## BEGIN MATERIAL PROVIDED

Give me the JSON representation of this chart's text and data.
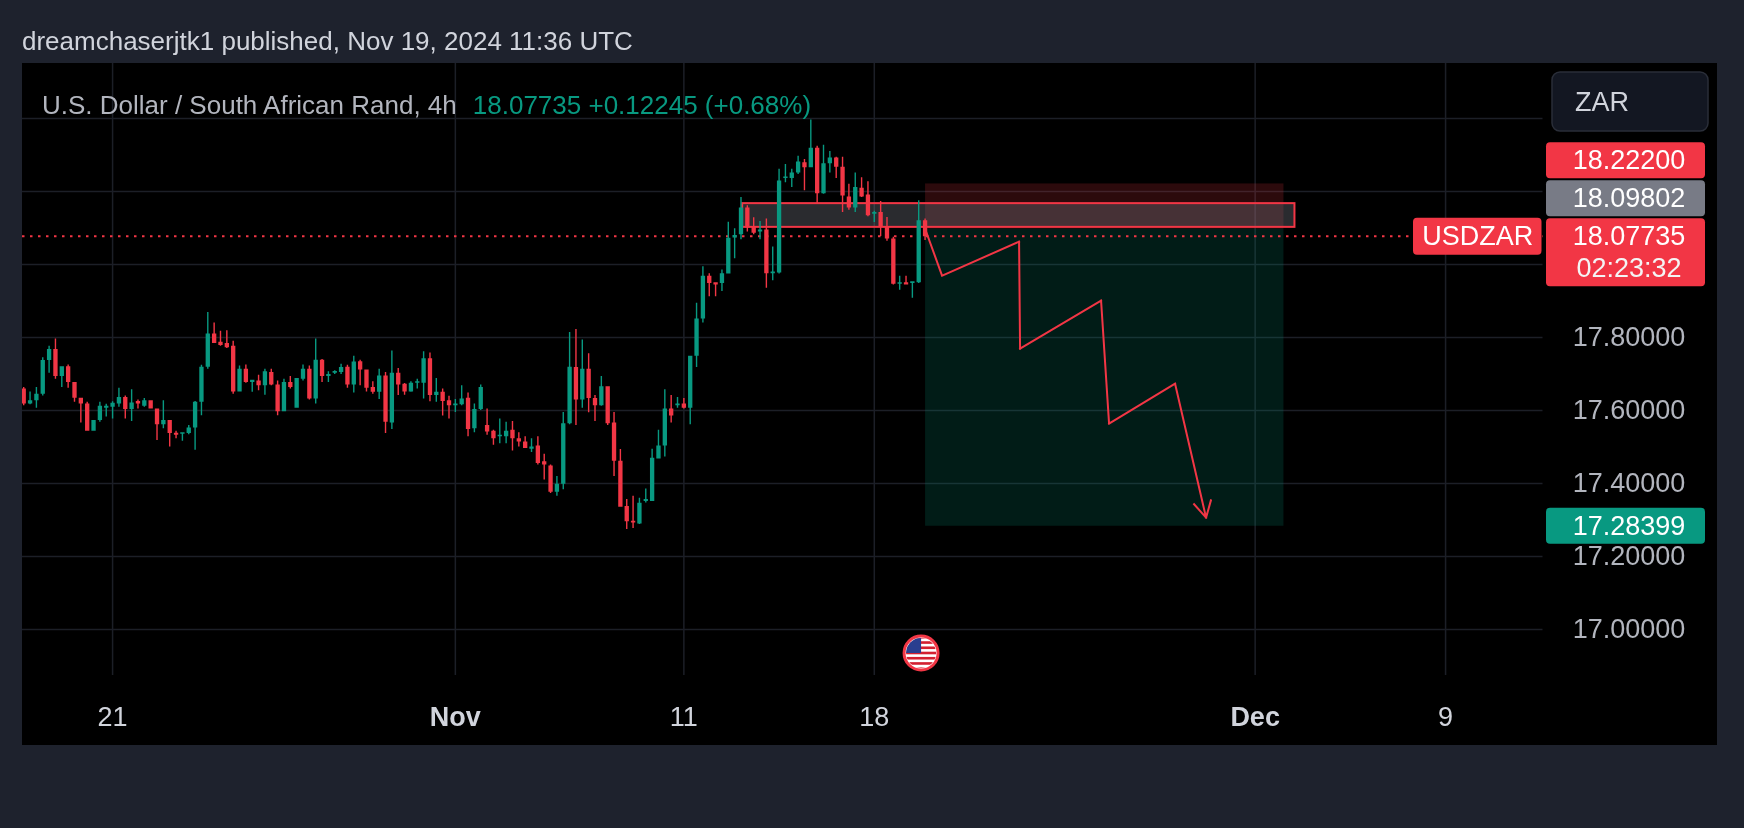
{
  "chart_data": {
    "type": "candlestick",
    "title": "U.S. Dollar / South African Rand, 4h",
    "subtitle": "18.07735 +0.12245 (+0.68%)",
    "ylabel": "ZAR",
    "categories": [
      null,
      null,
      null,
      null,
      null,
      null,
      null,
      null,
      null,
      null,
      null,
      null,
      null,
      null,
      "21",
      null,
      null,
      null,
      null,
      null,
      null,
      null,
      null,
      null,
      null,
      null,
      null,
      null,
      null,
      null,
      null,
      null,
      null,
      null,
      null,
      null,
      null,
      null,
      null,
      null,
      null,
      null,
      null,
      null,
      null,
      null,
      null,
      null,
      null,
      null,
      null,
      null,
      null,
      null,
      null,
      null,
      null,
      null,
      null,
      null,
      null,
      null,
      null,
      null,
      null,
      null,
      null,
      null,
      "Nov",
      null,
      null,
      null,
      null,
      null,
      null,
      null,
      null,
      null,
      null,
      null,
      null,
      null,
      null,
      null,
      null,
      null,
      null,
      null,
      null,
      null,
      null,
      null,
      null,
      null,
      null,
      null,
      null,
      null,
      null,
      null,
      null,
      null,
      null,
      null,
      "11",
      null,
      null,
      null,
      null,
      null,
      null,
      null,
      null,
      null,
      null,
      null,
      null,
      null,
      null,
      null,
      null,
      null,
      null,
      null,
      null,
      null,
      null,
      null,
      null,
      null,
      null,
      null,
      null,
      null,
      "18",
      null,
      null,
      null,
      null,
      null,
      null,
      null,
      null,
      null,
      null,
      null,
      null,
      null,
      null,
      null,
      null,
      null,
      null,
      null,
      null,
      null,
      null,
      null,
      null,
      null,
      null,
      null,
      null,
      null,
      null,
      null,
      null,
      null,
      null,
      null,
      null,
      null,
      null,
      null,
      null,
      null,
      null,
      null,
      null,
      null,
      null,
      null,
      null,
      null,
      null,
      null,
      null,
      null,
      null,
      null,
      null,
      null,
      null,
      null,
      "Dec",
      null,
      null,
      null,
      null,
      null,
      null,
      null,
      null,
      null,
      null,
      null,
      null,
      null,
      null,
      null,
      null,
      null,
      null,
      null,
      null,
      null,
      null,
      null,
      null,
      null,
      null,
      null,
      null,
      null,
      "9",
      null,
      null,
      null,
      null,
      null,
      null,
      null,
      null,
      null,
      null,
      null,
      null,
      null,
      null,
      null
    ],
    "ohlc": [
      [
        17.66,
        17.664,
        17.614,
        17.619
      ],
      [
        17.619,
        17.652,
        17.617,
        17.628
      ],
      [
        17.628,
        17.664,
        17.607,
        17.646
      ],
      [
        17.646,
        17.746,
        17.641,
        17.738
      ],
      [
        17.738,
        17.777,
        17.703,
        17.768
      ],
      [
        17.768,
        17.797,
        17.687,
        17.694
      ],
      [
        17.694,
        17.721,
        17.664,
        17.721
      ],
      [
        17.721,
        17.726,
        17.662,
        17.678
      ],
      [
        17.678,
        17.678,
        17.624,
        17.635
      ],
      [
        17.635,
        17.635,
        17.567,
        17.619
      ],
      [
        17.619,
        17.624,
        17.544,
        17.544
      ],
      [
        17.544,
        17.574,
        17.544,
        17.574
      ],
      [
        17.574,
        17.624,
        17.569,
        17.613
      ],
      [
        17.607,
        17.618,
        17.583,
        17.613
      ],
      [
        17.61,
        17.625,
        17.578,
        17.621
      ],
      [
        17.619,
        17.662,
        17.61,
        17.637
      ],
      [
        17.637,
        17.641,
        17.578,
        17.604
      ],
      [
        17.604,
        17.658,
        17.571,
        17.622
      ],
      [
        17.626,
        17.63,
        17.605,
        17.619
      ],
      [
        17.613,
        17.634,
        17.61,
        17.628
      ],
      [
        17.628,
        17.628,
        17.605,
        17.605
      ],
      [
        17.605,
        17.605,
        17.519,
        17.562
      ],
      [
        17.562,
        17.628,
        17.551,
        17.574
      ],
      [
        17.574,
        17.574,
        17.501,
        17.538
      ],
      [
        17.539,
        17.544,
        17.524,
        17.533
      ],
      [
        17.536,
        17.54,
        17.517,
        17.54
      ],
      [
        17.538,
        17.56,
        17.535,
        17.553
      ],
      [
        17.553,
        17.626,
        17.492,
        17.624
      ],
      [
        17.624,
        17.725,
        17.587,
        17.72
      ],
      [
        17.72,
        17.87,
        17.714,
        17.811
      ],
      [
        17.811,
        17.841,
        17.785,
        17.785
      ],
      [
        17.788,
        17.818,
        17.777,
        17.779
      ],
      [
        17.785,
        17.82,
        17.771,
        17.773
      ],
      [
        17.777,
        17.791,
        17.646,
        17.652
      ],
      [
        17.652,
        17.723,
        17.652,
        17.714
      ],
      [
        17.714,
        17.726,
        17.676,
        17.678
      ],
      [
        17.678,
        17.684,
        17.651,
        17.684
      ],
      [
        17.682,
        17.698,
        17.655,
        17.669
      ],
      [
        17.669,
        17.714,
        17.643,
        17.707
      ],
      [
        17.705,
        17.714,
        17.669,
        17.671
      ],
      [
        17.671,
        17.682,
        17.587,
        17.598
      ],
      [
        17.598,
        17.687,
        17.598,
        17.678
      ],
      [
        17.678,
        17.694,
        17.66,
        17.664
      ],
      [
        17.607,
        17.689,
        17.607,
        17.689
      ],
      [
        17.687,
        17.726,
        17.682,
        17.714
      ],
      [
        17.714,
        17.723,
        17.63,
        17.633
      ],
      [
        17.633,
        17.797,
        17.619,
        17.739
      ],
      [
        17.739,
        17.741,
        17.678,
        17.694
      ],
      [
        17.694,
        17.707,
        17.678,
        17.7
      ],
      [
        17.703,
        17.71,
        17.7,
        17.708
      ],
      [
        17.705,
        17.728,
        17.7,
        17.719
      ],
      [
        17.72,
        17.725,
        17.662,
        17.671
      ],
      [
        17.671,
        17.75,
        17.649,
        17.734
      ],
      [
        17.735,
        17.739,
        17.669,
        17.712
      ],
      [
        17.712,
        17.712,
        17.652,
        17.662
      ],
      [
        17.664,
        17.68,
        17.646,
        17.651
      ],
      [
        17.651,
        17.714,
        17.631,
        17.696
      ],
      [
        17.696,
        17.705,
        17.538,
        17.569
      ],
      [
        17.567,
        17.764,
        17.549,
        17.703
      ],
      [
        17.703,
        17.716,
        17.642,
        17.671
      ],
      [
        17.673,
        17.675,
        17.643,
        17.652
      ],
      [
        17.652,
        17.68,
        17.651,
        17.676
      ],
      [
        17.676,
        17.687,
        17.66,
        17.68
      ],
      [
        17.676,
        17.762,
        17.633,
        17.743
      ],
      [
        17.743,
        17.759,
        17.625,
        17.642
      ],
      [
        17.642,
        17.689,
        17.624,
        17.651
      ],
      [
        17.651,
        17.66,
        17.586,
        17.626
      ],
      [
        17.628,
        17.64,
        17.578,
        17.614
      ],
      [
        17.614,
        17.631,
        17.596,
        17.619
      ],
      [
        17.617,
        17.669,
        17.614,
        17.633
      ],
      [
        17.635,
        17.649,
        17.529,
        17.549
      ],
      [
        17.551,
        17.619,
        17.54,
        17.604
      ],
      [
        17.604,
        17.671,
        17.601,
        17.664
      ],
      [
        17.56,
        17.605,
        17.533,
        17.542
      ],
      [
        17.544,
        17.547,
        17.506,
        17.524
      ],
      [
        17.529,
        17.578,
        17.51,
        17.533
      ],
      [
        17.529,
        17.569,
        17.51,
        17.544
      ],
      [
        17.547,
        17.571,
        17.49,
        17.524
      ],
      [
        17.524,
        17.54,
        17.501,
        17.515
      ],
      [
        17.515,
        17.529,
        17.497,
        17.497
      ],
      [
        17.495,
        17.524,
        17.486,
        17.501
      ],
      [
        17.504,
        17.529,
        17.452,
        17.456
      ],
      [
        17.461,
        17.481,
        17.411,
        17.452
      ],
      [
        17.449,
        17.452,
        17.374,
        17.377
      ],
      [
        17.377,
        17.42,
        17.366,
        17.399
      ],
      [
        17.399,
        17.596,
        17.384,
        17.565
      ],
      [
        17.565,
        17.815,
        17.562,
        17.72
      ],
      [
        17.719,
        17.823,
        17.56,
        17.63
      ],
      [
        17.63,
        17.794,
        17.607,
        17.714
      ],
      [
        17.714,
        17.757,
        17.595,
        17.634
      ],
      [
        17.634,
        17.642,
        17.571,
        17.614
      ],
      [
        17.614,
        17.694,
        17.613,
        17.666
      ],
      [
        17.666,
        17.666,
        17.56,
        17.565
      ],
      [
        17.567,
        17.596,
        17.42,
        17.462
      ],
      [
        17.462,
        17.494,
        17.336,
        17.336
      ],
      [
        17.338,
        17.357,
        17.275,
        17.296
      ],
      [
        17.298,
        17.366,
        17.278,
        17.293
      ],
      [
        17.29,
        17.361,
        17.289,
        17.347
      ],
      [
        17.352,
        17.386,
        17.348,
        17.357
      ],
      [
        17.352,
        17.495,
        17.352,
        17.47
      ],
      [
        17.468,
        17.547,
        17.468,
        17.504
      ],
      [
        17.504,
        17.658,
        17.474,
        17.605
      ],
      [
        17.605,
        17.642,
        17.567,
        17.586
      ],
      [
        17.614,
        17.637,
        17.607,
        17.619
      ],
      [
        17.619,
        17.634,
        17.605,
        17.607
      ],
      [
        17.607,
        17.75,
        17.562,
        17.75
      ],
      [
        17.75,
        17.895,
        17.719,
        17.852
      ],
      [
        17.852,
        17.995,
        17.841,
        17.969
      ],
      [
        17.969,
        17.976,
        17.913,
        17.949
      ],
      [
        17.951,
        17.951,
        17.913,
        17.945
      ],
      [
        17.949,
        17.986,
        17.927,
        17.976
      ],
      [
        17.975,
        18.117,
        17.975,
        18.073
      ],
      [
        18.074,
        18.099,
        18.017,
        18.081
      ],
      [
        18.083,
        18.185,
        18.069,
        18.156
      ],
      [
        18.156,
        18.162,
        18.09,
        18.101
      ],
      [
        18.103,
        18.129,
        18.083,
        18.087
      ],
      [
        18.09,
        18.119,
        18.069,
        18.096
      ],
      [
        18.096,
        18.126,
        17.936,
        17.976
      ],
      [
        17.976,
        18.049,
        17.957,
        17.981
      ],
      [
        17.978,
        18.262,
        17.975,
        18.23
      ],
      [
        18.237,
        18.275,
        18.225,
        18.241
      ],
      [
        18.237,
        18.262,
        18.212,
        18.252
      ],
      [
        18.252,
        18.298,
        18.248,
        18.282
      ],
      [
        18.28,
        18.289,
        18.203,
        18.266
      ],
      [
        18.266,
        18.397,
        18.266,
        18.32
      ],
      [
        18.32,
        18.325,
        18.168,
        18.195
      ],
      [
        18.195,
        18.328,
        18.194,
        18.277
      ],
      [
        18.277,
        18.311,
        18.252,
        18.293
      ],
      [
        18.293,
        18.295,
        18.237,
        18.268
      ],
      [
        18.268,
        18.295,
        18.144,
        18.189
      ],
      [
        18.186,
        18.221,
        18.15,
        18.156
      ],
      [
        18.156,
        18.252,
        18.144,
        18.212
      ],
      [
        18.21,
        18.239,
        18.185,
        18.186
      ],
      [
        18.192,
        18.228,
        18.132,
        18.135
      ],
      [
        18.139,
        18.147,
        18.116,
        18.144
      ],
      [
        18.144,
        18.174,
        18.078,
        18.103
      ],
      [
        18.103,
        18.13,
        18.065,
        18.071
      ],
      [
        18.071,
        18.076,
        17.945,
        17.947
      ],
      [
        17.947,
        17.969,
        17.931,
        17.951
      ],
      [
        17.951,
        17.969,
        17.945,
        17.945
      ],
      [
        17.949,
        17.954,
        17.909,
        17.954
      ],
      [
        17.951,
        18.176,
        17.949,
        18.121
      ],
      [
        18.121,
        18.126,
        18.067,
        18.077
      ],
      null,
      null,
      null,
      null,
      null,
      null,
      null,
      null,
      null,
      null,
      null,
      null,
      null,
      null,
      null,
      null,
      null,
      null,
      null,
      null,
      null,
      null,
      null,
      null,
      null,
      null,
      null,
      null,
      null,
      null,
      null,
      null,
      null,
      null,
      null,
      null,
      null,
      null,
      null,
      null,
      null,
      null,
      null,
      null,
      null,
      null,
      null,
      null,
      null,
      null,
      null,
      null,
      null,
      null,
      null,
      null,
      null,
      null,
      null,
      null,
      null,
      null,
      null,
      null,
      null,
      null,
      null,
      null,
      null,
      null,
      null,
      null,
      null,
      null,
      null,
      null,
      null,
      null,
      null,
      null,
      null,
      null,
      null,
      null,
      null,
      null,
      null,
      null,
      null,
      null,
      null,
      null,
      null,
      null,
      null,
      null,
      null
    ],
    "colors": [
      "#f23645",
      "#089981",
      "#089981",
      "#089981",
      "#089981",
      "#f23645",
      "#089981",
      "#f23645",
      "#f23645",
      "#f23645",
      "#f23645",
      "#089981",
      "#089981",
      "#089981",
      "#089981",
      "#089981",
      "#f23645",
      "#089981",
      "#f23645",
      "#089981",
      "#f23645",
      "#f23645",
      "#089981",
      "#f23645",
      "#f23645",
      "#089981",
      "#089981",
      "#089981",
      "#089981",
      "#089981",
      "#f23645",
      "#f23645",
      "#f23645",
      "#f23645",
      "#089981",
      "#f23645",
      "#089981",
      "#f23645",
      "#089981",
      "#f23645",
      "#f23645",
      "#089981",
      "#f23645",
      "#089981",
      "#089981",
      "#f23645",
      "#089981",
      "#f23645",
      "#089981",
      "#089981",
      "#089981",
      "#f23645",
      "#089981",
      "#f23645",
      "#f23645",
      "#f23645",
      "#089981",
      "#f23645",
      "#089981",
      "#f23645",
      "#f23645",
      "#089981",
      "#089981",
      "#089981",
      "#f23645",
      "#089981",
      "#f23645",
      "#f23645",
      "#089981",
      "#089981",
      "#f23645",
      "#089981",
      "#089981",
      "#f23645",
      "#f23645",
      "#089981",
      "#089981",
      "#f23645",
      "#f23645",
      "#f23645",
      "#089981",
      "#f23645",
      "#f23645",
      "#f23645",
      "#089981",
      "#089981",
      "#089981",
      "#f23645",
      "#089981",
      "#f23645",
      "#f23645",
      "#089981",
      "#f23645",
      "#f23645",
      "#f23645",
      "#f23645",
      "#f23645",
      "#089981",
      "#089981",
      "#089981",
      "#089981",
      "#089981",
      "#f23645",
      "#089981",
      "#f23645",
      "#089981",
      "#089981",
      "#089981",
      "#f23645",
      "#f23645",
      "#089981",
      "#089981",
      "#089981",
      "#089981",
      "#f23645",
      "#f23645",
      "#089981",
      "#f23645",
      "#089981",
      "#089981",
      "#089981",
      "#089981",
      "#089981",
      "#f23645",
      "#089981",
      "#f23645",
      "#089981",
      "#089981",
      "#f23645",
      "#f23645",
      "#f23645",
      "#089981",
      "#f23645",
      "#f23645",
      "#089981",
      "#f23645",
      "#f23645",
      "#f23645",
      "#089981",
      "#f23645",
      "#089981",
      "#089981",
      "#f23645",
      null,
      null,
      null,
      null,
      null,
      null,
      null,
      null,
      null,
      null,
      null,
      null,
      null,
      null,
      null,
      null,
      null,
      null,
      null,
      null,
      null,
      null,
      null,
      null,
      null,
      null,
      null,
      null,
      null,
      null,
      null,
      null,
      null,
      null,
      null,
      null,
      null,
      null,
      null,
      null,
      null,
      null,
      null,
      null,
      null,
      null,
      null,
      null,
      null,
      null,
      null,
      null,
      null,
      null,
      null,
      null,
      null,
      null,
      null,
      null,
      null,
      null,
      null,
      null,
      null,
      null,
      null,
      null,
      null,
      null,
      null,
      null,
      null,
      null,
      null,
      null,
      null,
      null,
      null,
      null,
      null,
      null,
      null,
      null,
      null,
      null,
      null,
      null,
      null,
      null,
      null,
      null,
      null,
      null,
      null,
      null,
      null
    ],
    "ylim": [
      16.875,
      18.552
    ],
    "yticks": [
      {
        "value": 17,
        "label": "17.00000"
      },
      {
        "value": 17.2,
        "label": "17.20000"
      },
      {
        "value": 17.4,
        "label": "17.40000"
      },
      {
        "value": 17.6,
        "label": "17.60000"
      },
      {
        "value": 17.8,
        "label": "17.80000"
      },
      {
        "value": 18,
        "label": null
      },
      {
        "value": 18.2,
        "label": null
      },
      {
        "value": 18.4,
        "label": null
      }
    ],
    "grid": true,
    "ref_lines": [
      {
        "axis": "y",
        "value": 18.07735,
        "label": "USDZAR",
        "color": "#f23645",
        "line_style": "dotted"
      }
    ],
    "bands": [
      {
        "axis": "y",
        "from": 18.09802,
        "to": 18.222,
        "color": "#f23645"
      },
      {
        "axis": "y",
        "from": 17.28399,
        "to": 18.09802,
        "color": "#089981"
      },
      {
        "axis": "y",
        "from": 18.103,
        "to": 18.168,
        "color": "#f23645"
      }
    ],
    "annotations": [
      "dreamchaserjtk1 published, Nov 19, 2024 11:36 UTC",
      "18.22200",
      "18.09802",
      "18.07735",
      "02:23:32",
      "17.28399"
    ]
  }
}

## END MATERIAL PROVIDED

→ **YOUR OBJECTIVE**
Collect every line above that contains the word "value".

→ **WRITTEN ANSWER**
        "value": 17,
        "value": 17.2,
        "value": 17.4,
        "value": 17.6,
        "value": 17.8,
        "value": 18,
        "value": 18.2,
        "value": 18.4,
        "value": 18.07735,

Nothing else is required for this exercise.